## [Goal]
Quote the data below in full, please, without altering anything.

• • •

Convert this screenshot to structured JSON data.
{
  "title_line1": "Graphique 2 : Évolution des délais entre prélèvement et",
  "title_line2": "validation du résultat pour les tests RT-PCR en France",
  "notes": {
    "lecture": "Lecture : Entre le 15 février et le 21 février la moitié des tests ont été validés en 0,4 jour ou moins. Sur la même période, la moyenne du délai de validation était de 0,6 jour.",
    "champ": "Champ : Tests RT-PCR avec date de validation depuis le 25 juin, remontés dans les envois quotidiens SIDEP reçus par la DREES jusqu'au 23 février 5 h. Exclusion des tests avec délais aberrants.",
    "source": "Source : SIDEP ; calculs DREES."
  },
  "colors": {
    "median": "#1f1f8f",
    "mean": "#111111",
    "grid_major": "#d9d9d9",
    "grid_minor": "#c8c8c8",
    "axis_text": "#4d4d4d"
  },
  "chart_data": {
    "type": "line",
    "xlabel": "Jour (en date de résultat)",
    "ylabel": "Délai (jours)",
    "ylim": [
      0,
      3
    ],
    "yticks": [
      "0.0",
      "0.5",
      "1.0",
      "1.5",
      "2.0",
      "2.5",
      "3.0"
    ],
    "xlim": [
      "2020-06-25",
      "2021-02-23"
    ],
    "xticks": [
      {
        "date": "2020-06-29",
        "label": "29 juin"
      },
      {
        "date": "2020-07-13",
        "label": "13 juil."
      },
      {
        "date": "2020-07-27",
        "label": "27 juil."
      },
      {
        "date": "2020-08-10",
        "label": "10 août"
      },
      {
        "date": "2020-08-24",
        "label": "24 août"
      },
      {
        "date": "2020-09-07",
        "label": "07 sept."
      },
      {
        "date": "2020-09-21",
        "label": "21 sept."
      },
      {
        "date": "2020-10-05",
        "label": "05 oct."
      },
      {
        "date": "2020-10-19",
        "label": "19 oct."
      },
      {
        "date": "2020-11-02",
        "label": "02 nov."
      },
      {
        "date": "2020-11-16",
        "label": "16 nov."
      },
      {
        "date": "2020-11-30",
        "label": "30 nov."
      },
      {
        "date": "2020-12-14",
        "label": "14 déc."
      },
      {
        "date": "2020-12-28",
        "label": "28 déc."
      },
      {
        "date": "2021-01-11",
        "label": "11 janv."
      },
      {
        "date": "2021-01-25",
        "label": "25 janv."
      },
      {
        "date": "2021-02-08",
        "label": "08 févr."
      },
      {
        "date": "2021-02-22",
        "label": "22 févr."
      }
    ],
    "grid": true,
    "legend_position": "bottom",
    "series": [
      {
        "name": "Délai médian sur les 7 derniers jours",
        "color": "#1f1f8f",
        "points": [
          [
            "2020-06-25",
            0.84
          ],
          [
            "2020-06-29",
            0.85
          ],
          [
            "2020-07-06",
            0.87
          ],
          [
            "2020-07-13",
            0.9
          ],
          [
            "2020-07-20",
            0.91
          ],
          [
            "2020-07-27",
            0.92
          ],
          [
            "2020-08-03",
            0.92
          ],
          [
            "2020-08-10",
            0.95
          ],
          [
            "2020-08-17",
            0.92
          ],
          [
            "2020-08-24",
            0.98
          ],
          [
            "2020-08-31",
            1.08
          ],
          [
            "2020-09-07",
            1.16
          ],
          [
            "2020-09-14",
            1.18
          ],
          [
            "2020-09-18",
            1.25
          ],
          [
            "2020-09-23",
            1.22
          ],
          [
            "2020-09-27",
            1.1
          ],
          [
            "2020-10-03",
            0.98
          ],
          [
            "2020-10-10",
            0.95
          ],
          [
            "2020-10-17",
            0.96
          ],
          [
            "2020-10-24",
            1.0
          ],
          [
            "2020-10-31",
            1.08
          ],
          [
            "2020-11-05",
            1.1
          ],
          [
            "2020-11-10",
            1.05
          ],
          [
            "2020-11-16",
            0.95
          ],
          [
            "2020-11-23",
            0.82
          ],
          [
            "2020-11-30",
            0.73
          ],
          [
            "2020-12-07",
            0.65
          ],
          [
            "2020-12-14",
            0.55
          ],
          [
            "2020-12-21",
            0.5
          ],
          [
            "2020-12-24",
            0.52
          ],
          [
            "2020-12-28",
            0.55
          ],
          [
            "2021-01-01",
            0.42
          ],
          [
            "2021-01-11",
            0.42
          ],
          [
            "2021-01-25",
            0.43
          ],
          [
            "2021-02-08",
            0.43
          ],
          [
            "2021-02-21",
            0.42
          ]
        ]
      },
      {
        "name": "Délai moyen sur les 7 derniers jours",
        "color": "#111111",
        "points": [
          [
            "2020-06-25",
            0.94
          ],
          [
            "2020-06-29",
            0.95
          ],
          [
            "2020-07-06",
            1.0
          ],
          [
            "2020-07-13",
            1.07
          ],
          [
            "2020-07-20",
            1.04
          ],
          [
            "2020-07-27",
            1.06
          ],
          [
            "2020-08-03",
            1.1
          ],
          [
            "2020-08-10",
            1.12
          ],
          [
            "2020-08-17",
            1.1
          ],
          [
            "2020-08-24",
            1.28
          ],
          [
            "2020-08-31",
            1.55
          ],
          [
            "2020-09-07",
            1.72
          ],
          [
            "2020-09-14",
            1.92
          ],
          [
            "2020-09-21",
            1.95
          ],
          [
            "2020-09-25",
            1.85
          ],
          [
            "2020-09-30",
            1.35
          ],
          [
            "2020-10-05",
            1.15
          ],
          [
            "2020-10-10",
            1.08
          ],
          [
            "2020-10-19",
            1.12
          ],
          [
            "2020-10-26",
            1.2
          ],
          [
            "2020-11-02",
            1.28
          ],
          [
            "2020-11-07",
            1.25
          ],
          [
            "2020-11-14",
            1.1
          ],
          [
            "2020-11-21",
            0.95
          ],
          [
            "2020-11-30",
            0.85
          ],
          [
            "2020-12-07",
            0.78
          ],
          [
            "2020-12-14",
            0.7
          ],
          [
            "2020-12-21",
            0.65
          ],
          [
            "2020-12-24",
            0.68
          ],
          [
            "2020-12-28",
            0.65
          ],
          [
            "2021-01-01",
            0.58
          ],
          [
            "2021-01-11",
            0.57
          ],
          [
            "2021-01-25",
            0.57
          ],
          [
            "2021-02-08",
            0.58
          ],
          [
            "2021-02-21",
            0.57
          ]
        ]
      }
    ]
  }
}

• • •

## [Solution for this problem]
Convert this screenshot to structured JSON data.
{
  "title_line1": "Graphique 2 : Évolution des délais entre prélèvement et",
  "title_line2": "validation du résultat pour les tests RT-PCR en France",
  "notes": {
    "lecture": "Lecture : Entre le 15 février et le 21 février la moitié des tests ont été validés en 0,4 jour ou moins. Sur la même période, la moyenne du délai de validation était de 0,6 jour.",
    "champ": "Champ : Tests RT-PCR avec date de validation depuis le 25 juin, remontés dans les envois quotidiens SIDEP reçus par la DREES jusqu'au 23 février 5 h. Exclusion des tests avec délais aberrants.",
    "source": "Source : SIDEP ; calculs DREES."
  },
  "colors": {
    "median": "#1f1f8f",
    "mean": "#111111",
    "grid_major": "#d9d9d9",
    "grid_minor": "#c8c8c8",
    "axis_text": "#4d4d4d"
  },
  "chart_data": {
    "type": "line",
    "xlabel": "Jour (en date de résultat)",
    "ylabel": "Délai (jours)",
    "ylim": [
      0,
      3
    ],
    "yticks": [
      "0.0",
      "0.5",
      "1.0",
      "1.5",
      "2.0",
      "2.5",
      "3.0"
    ],
    "xlim": [
      "2020-06-25",
      "2021-02-23"
    ],
    "xticks": [
      {
        "date": "2020-06-29",
        "label": "29 juin"
      },
      {
        "date": "2020-07-13",
        "label": "13 juil."
      },
      {
        "date": "2020-07-27",
        "label": "27 juil."
      },
      {
        "date": "2020-08-10",
        "label": "10 août"
      },
      {
        "date": "2020-08-24",
        "label": "24 août"
      },
      {
        "date": "2020-09-07",
        "label": "07 sept."
      },
      {
        "date": "2020-09-21",
        "label": "21 sept."
      },
      {
        "date": "2020-10-05",
        "label": "05 oct."
      },
      {
        "date": "2020-10-19",
        "label": "19 oct."
      },
      {
        "date": "2020-11-02",
        "label": "02 nov."
      },
      {
        "date": "2020-11-16",
        "label": "16 nov."
      },
      {
        "date": "2020-11-30",
        "label": "30 nov."
      },
      {
        "date": "2020-12-14",
        "label": "14 déc."
      },
      {
        "date": "2020-12-28",
        "label": "28 déc."
      },
      {
        "date": "2021-01-11",
        "label": "11 janv."
      },
      {
        "date": "2021-01-25",
        "label": "25 janv."
      },
      {
        "date": "2021-02-08",
        "label": "08 févr."
      },
      {
        "date": "2021-02-22",
        "label": "22 févr."
      }
    ],
    "grid": true,
    "legend_position": "bottom",
    "series": [
      {
        "name": "Délai médian sur les 7 derniers jours",
        "color": "#1f1f8f",
        "points": [
          [
            "2020-06-25",
            0.84
          ],
          [
            "2020-06-29",
            0.85
          ],
          [
            "2020-07-06",
            0.87
          ],
          [
            "2020-07-13",
            0.9
          ],
          [
            "2020-07-20",
            0.91
          ],
          [
            "2020-07-27",
            0.92
          ],
          [
            "2020-08-03",
            0.92
          ],
          [
            "2020-08-10",
            0.95
          ],
          [
            "2020-08-17",
            0.92
          ],
          [
            "2020-08-24",
            0.98
          ],
          [
            "2020-08-31",
            1.08
          ],
          [
            "2020-09-07",
            1.16
          ],
          [
            "2020-09-14",
            1.18
          ],
          [
            "2020-09-18",
            1.25
          ],
          [
            "2020-09-23",
            1.22
          ],
          [
            "2020-09-27",
            1.1
          ],
          [
            "2020-10-03",
            0.98
          ],
          [
            "2020-10-10",
            0.95
          ],
          [
            "2020-10-17",
            0.96
          ],
          [
            "2020-10-24",
            1.0
          ],
          [
            "2020-10-31",
            1.08
          ],
          [
            "2020-11-05",
            1.1
          ],
          [
            "2020-11-10",
            1.05
          ],
          [
            "2020-11-16",
            0.95
          ],
          [
            "2020-11-23",
            0.82
          ],
          [
            "2020-11-30",
            0.73
          ],
          [
            "2020-12-07",
            0.65
          ],
          [
            "2020-12-14",
            0.55
          ],
          [
            "2020-12-21",
            0.5
          ],
          [
            "2020-12-24",
            0.52
          ],
          [
            "2020-12-28",
            0.55
          ],
          [
            "2021-01-01",
            0.42
          ],
          [
            "2021-01-11",
            0.42
          ],
          [
            "2021-01-25",
            0.43
          ],
          [
            "2021-02-08",
            0.43
          ],
          [
            "2021-02-21",
            0.42
          ]
        ]
      },
      {
        "name": "Délai moyen sur les 7 derniers jours",
        "color": "#111111",
        "points": [
          [
            "2020-06-25",
            0.94
          ],
          [
            "2020-06-29",
            0.95
          ],
          [
            "2020-07-06",
            1.0
          ],
          [
            "2020-07-13",
            1.07
          ],
          [
            "2020-07-20",
            1.04
          ],
          [
            "2020-07-27",
            1.06
          ],
          [
            "2020-08-03",
            1.1
          ],
          [
            "2020-08-10",
            1.12
          ],
          [
            "2020-08-17",
            1.1
          ],
          [
            "2020-08-24",
            1.28
          ],
          [
            "2020-08-31",
            1.55
          ],
          [
            "2020-09-07",
            1.72
          ],
          [
            "2020-09-14",
            1.92
          ],
          [
            "2020-09-21",
            1.95
          ],
          [
            "2020-09-25",
            1.85
          ],
          [
            "2020-09-30",
            1.35
          ],
          [
            "2020-10-05",
            1.15
          ],
          [
            "2020-10-10",
            1.08
          ],
          [
            "2020-10-19",
            1.12
          ],
          [
            "2020-10-26",
            1.2
          ],
          [
            "2020-11-02",
            1.28
          ],
          [
            "2020-11-07",
            1.25
          ],
          [
            "2020-11-14",
            1.1
          ],
          [
            "2020-11-21",
            0.95
          ],
          [
            "2020-11-30",
            0.85
          ],
          [
            "2020-12-07",
            0.78
          ],
          [
            "2020-12-14",
            0.7
          ],
          [
            "2020-12-21",
            0.65
          ],
          [
            "2020-12-24",
            0.68
          ],
          [
            "2020-12-28",
            0.65
          ],
          [
            "2021-01-01",
            0.58
          ],
          [
            "2021-01-11",
            0.57
          ],
          [
            "2021-01-25",
            0.57
          ],
          [
            "2021-02-08",
            0.58
          ],
          [
            "2021-02-21",
            0.57
          ]
        ]
      }
    ]
  }
}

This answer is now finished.